# [SHORT TASK]
Leave out the pictures and transcribe everything else exactly.

--- begin ENTRIES SUPPLIED ---

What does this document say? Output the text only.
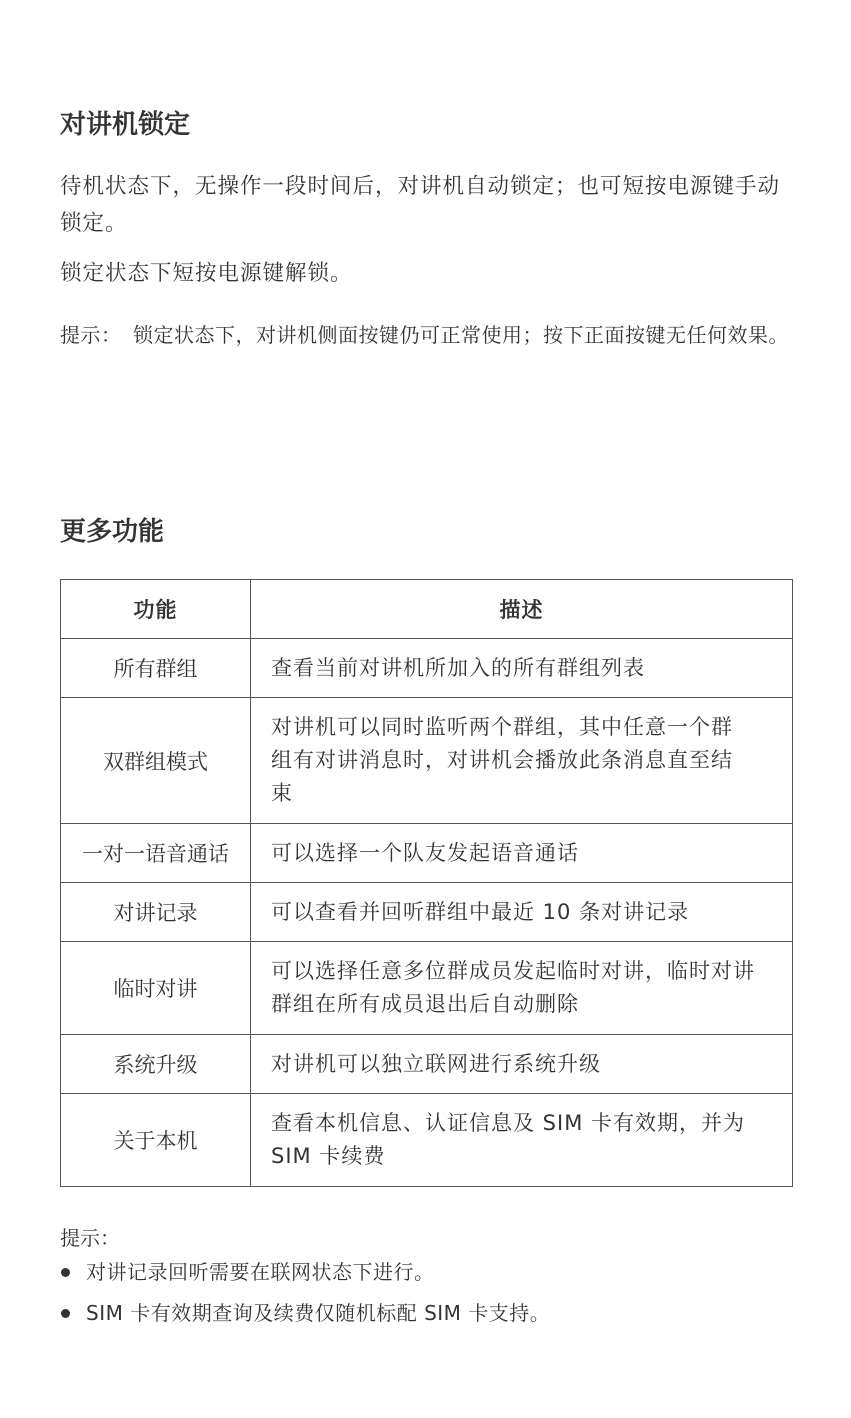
对讲机锁定

待机状态下，无操作一段时间后，对讲机自动锁定；也可短按电源键手动锁定。

锁定状态下短按电源键解锁。

提示： 锁定状态下，对讲机侧面按键仍可正常使用；按下正面按键无任何效果。
更多功能
功能	描述
所有群组	查看当前对讲机所加入的所有群组列表
双群组模式	对讲机可以同时监听两个群组，其中任意一个群组有对讲消息时，对讲机会播放此条消息直至结束
一对一语音通话	可以选择一个队友发起语音通话
对讲记录	可以查看并回听群组中最近 10 条对讲记录
临时对讲	可以选择任意多位群成员发起临时对讲，临时对讲群组在所有成员退出后自动删除
系统升级	对讲机可以独立联网进行系统升级
关于本机	查看本机信息、认证信息及 SIM 卡有效期，并为 SIM 卡续费
提示：
对讲记录回听需要在联网状态下进行。
SIM 卡有效期查询及续费仅随机标配 SIM 卡支持。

--- end ENTRIES SUPPLIED ---

# [TASK RESULT]
What does this document say? Output the text only.
对讲机锁定

待机状态下，无操作一段时间后，对讲机自动锁定；也可短按电源键手动锁定。

锁定状态下短按电源键解锁。

提示： 锁定状态下，对讲机侧面按键仍可正常使用；按下正面按键无任何效果。
更多功能
功能	描述
所有群组	查看当前对讲机所加入的所有群组列表
双群组模式	对讲机可以同时监听两个群组，其中任意一个群组有对讲消息时，对讲机会播放此条消息直至结束
一对一语音通话	可以选择一个队友发起语音通话
对讲记录	可以查看并回听群组中最近 10 条对讲记录
临时对讲	可以选择任意多位群成员发起临时对讲，临时对讲群组在所有成员退出后自动删除
系统升级	对讲机可以独立联网进行系统升级
关于本机	查看本机信息、认证信息及 SIM 卡有效期，并为 SIM 卡续费
提示：
对讲记录回听需要在联网状态下进行。
SIM 卡有效期查询及续费仅随机标配 SIM 卡支持。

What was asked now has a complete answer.